═════ DATA EXTRACT

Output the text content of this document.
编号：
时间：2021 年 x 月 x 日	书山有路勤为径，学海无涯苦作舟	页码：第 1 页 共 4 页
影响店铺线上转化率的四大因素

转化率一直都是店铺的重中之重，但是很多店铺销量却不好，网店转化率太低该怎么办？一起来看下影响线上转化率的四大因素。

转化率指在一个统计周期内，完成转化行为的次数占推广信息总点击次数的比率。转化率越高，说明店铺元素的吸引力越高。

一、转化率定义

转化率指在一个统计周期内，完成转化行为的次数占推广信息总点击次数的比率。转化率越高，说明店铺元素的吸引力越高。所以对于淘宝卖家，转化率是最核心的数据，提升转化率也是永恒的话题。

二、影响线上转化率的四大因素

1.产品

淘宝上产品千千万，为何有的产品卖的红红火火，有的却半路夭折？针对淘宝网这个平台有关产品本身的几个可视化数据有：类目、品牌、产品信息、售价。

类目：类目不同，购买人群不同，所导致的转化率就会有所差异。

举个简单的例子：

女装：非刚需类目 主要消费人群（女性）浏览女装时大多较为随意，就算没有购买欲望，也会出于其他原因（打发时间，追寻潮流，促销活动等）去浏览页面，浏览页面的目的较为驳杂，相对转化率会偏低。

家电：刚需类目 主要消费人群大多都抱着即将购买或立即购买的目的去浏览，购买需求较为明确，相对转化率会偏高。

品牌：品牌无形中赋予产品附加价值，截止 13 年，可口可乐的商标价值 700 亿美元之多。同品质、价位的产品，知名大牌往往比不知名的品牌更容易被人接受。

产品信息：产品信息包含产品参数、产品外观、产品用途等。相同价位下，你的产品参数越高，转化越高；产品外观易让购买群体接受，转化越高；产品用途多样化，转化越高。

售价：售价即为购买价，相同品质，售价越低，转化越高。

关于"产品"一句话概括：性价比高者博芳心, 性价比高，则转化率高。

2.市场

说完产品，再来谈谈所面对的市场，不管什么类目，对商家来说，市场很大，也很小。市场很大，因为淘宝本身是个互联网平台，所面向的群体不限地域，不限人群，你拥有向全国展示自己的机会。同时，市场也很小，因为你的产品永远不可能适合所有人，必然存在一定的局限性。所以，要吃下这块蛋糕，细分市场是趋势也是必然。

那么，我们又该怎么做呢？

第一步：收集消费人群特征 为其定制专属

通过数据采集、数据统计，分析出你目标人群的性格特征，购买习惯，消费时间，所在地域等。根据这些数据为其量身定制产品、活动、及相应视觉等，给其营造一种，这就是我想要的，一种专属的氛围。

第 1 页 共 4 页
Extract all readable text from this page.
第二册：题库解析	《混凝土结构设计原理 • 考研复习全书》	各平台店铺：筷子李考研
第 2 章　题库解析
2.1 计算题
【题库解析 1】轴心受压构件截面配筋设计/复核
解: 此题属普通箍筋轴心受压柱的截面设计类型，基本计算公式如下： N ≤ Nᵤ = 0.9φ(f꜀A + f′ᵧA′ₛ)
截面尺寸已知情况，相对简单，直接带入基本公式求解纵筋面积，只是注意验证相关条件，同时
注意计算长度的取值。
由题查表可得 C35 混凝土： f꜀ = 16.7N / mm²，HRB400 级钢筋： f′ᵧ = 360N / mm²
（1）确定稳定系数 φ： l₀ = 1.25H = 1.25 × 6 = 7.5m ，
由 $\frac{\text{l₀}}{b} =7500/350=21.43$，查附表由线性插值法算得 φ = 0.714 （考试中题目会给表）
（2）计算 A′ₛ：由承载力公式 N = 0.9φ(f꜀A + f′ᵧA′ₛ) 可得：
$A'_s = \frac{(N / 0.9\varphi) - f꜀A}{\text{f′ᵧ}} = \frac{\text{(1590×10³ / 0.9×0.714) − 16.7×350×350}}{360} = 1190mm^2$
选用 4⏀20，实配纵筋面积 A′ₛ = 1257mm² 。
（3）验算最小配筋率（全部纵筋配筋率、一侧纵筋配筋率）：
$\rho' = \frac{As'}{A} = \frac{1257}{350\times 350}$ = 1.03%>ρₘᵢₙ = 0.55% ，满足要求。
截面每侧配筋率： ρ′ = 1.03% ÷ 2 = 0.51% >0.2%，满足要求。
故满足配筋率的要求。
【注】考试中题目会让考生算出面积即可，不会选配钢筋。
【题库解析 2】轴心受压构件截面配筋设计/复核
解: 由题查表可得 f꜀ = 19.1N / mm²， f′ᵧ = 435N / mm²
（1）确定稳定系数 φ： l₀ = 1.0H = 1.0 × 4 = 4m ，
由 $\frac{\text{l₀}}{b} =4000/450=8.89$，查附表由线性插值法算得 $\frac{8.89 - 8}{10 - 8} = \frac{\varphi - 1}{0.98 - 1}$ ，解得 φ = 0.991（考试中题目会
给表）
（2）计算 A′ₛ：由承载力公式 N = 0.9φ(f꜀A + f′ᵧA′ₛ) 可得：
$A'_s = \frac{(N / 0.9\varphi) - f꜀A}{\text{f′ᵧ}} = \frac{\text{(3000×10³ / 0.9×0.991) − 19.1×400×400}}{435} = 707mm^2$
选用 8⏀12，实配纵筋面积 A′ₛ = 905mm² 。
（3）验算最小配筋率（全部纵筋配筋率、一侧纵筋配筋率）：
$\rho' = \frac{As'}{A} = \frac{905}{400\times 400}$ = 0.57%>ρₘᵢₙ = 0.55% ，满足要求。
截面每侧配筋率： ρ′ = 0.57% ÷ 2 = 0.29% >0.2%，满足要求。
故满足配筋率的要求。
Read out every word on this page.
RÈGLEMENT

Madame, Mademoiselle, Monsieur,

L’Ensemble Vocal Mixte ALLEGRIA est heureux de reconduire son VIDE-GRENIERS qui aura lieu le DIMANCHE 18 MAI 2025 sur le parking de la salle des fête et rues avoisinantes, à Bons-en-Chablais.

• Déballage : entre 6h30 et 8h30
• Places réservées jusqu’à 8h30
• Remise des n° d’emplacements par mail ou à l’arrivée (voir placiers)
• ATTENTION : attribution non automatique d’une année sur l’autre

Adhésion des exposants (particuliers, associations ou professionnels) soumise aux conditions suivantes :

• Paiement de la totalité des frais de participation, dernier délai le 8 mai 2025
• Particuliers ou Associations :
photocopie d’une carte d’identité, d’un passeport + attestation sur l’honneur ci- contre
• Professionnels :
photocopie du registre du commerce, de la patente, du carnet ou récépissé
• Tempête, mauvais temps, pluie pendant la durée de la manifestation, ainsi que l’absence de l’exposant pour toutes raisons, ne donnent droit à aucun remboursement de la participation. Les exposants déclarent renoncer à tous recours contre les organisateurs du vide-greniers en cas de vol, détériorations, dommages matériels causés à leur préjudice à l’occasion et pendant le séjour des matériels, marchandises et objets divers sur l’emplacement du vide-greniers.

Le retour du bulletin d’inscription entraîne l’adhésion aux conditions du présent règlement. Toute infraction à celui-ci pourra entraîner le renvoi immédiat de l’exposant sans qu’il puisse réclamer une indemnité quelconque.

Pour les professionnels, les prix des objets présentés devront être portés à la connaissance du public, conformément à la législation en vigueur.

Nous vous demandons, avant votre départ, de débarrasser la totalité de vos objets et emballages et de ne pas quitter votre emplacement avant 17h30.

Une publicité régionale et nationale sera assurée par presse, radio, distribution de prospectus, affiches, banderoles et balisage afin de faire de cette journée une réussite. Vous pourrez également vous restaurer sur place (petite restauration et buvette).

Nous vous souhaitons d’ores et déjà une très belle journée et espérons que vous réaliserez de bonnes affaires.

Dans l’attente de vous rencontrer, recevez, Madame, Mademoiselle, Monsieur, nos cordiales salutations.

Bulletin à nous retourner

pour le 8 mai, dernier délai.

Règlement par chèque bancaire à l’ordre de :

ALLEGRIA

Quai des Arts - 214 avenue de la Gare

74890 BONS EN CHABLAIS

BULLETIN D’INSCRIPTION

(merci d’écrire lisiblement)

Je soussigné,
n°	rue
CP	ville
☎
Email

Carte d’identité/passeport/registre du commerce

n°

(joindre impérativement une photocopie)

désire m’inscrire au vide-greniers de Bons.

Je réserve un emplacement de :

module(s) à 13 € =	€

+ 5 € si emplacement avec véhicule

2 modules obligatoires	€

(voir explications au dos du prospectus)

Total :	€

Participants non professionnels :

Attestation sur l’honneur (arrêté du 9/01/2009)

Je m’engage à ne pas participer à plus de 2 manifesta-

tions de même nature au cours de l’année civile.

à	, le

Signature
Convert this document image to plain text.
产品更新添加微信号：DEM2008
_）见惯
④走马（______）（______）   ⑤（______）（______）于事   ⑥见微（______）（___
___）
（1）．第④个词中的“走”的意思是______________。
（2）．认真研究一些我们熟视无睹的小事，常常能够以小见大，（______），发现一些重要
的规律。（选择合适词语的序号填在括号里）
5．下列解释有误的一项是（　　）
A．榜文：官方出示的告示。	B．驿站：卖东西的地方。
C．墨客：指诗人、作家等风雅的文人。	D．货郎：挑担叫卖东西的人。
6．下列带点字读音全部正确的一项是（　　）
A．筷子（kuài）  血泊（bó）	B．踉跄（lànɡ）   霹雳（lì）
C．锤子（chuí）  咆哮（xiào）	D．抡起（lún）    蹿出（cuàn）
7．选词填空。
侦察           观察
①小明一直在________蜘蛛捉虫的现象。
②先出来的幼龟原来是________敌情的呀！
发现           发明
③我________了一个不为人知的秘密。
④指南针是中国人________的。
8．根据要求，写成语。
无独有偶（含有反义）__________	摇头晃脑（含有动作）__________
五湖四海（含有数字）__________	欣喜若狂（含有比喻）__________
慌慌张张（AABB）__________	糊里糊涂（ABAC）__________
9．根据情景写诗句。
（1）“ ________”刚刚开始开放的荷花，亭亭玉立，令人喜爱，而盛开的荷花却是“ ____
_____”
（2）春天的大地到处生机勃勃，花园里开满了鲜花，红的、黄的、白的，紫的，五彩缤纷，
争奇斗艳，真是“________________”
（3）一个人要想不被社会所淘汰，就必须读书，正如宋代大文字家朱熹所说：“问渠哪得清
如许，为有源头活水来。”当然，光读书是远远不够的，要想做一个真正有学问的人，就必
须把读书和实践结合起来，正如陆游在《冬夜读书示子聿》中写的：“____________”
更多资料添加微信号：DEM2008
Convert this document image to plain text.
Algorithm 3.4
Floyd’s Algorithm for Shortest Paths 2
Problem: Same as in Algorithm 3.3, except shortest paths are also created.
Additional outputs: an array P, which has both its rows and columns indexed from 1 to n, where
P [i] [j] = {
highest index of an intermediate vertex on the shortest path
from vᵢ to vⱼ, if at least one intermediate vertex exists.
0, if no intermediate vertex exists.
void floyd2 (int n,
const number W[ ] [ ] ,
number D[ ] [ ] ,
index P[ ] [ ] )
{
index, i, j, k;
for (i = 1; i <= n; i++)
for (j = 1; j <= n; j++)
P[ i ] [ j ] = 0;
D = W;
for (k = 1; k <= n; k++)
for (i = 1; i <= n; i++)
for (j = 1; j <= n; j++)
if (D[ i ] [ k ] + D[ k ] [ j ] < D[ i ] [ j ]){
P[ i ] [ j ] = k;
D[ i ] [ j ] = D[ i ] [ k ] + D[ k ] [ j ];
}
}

══════════

• **WHAT THIS TASK INVOLVES**:
Give a single number: the count of lines above that include the word "conditions".

• **FINISHED EXERCISE**:
2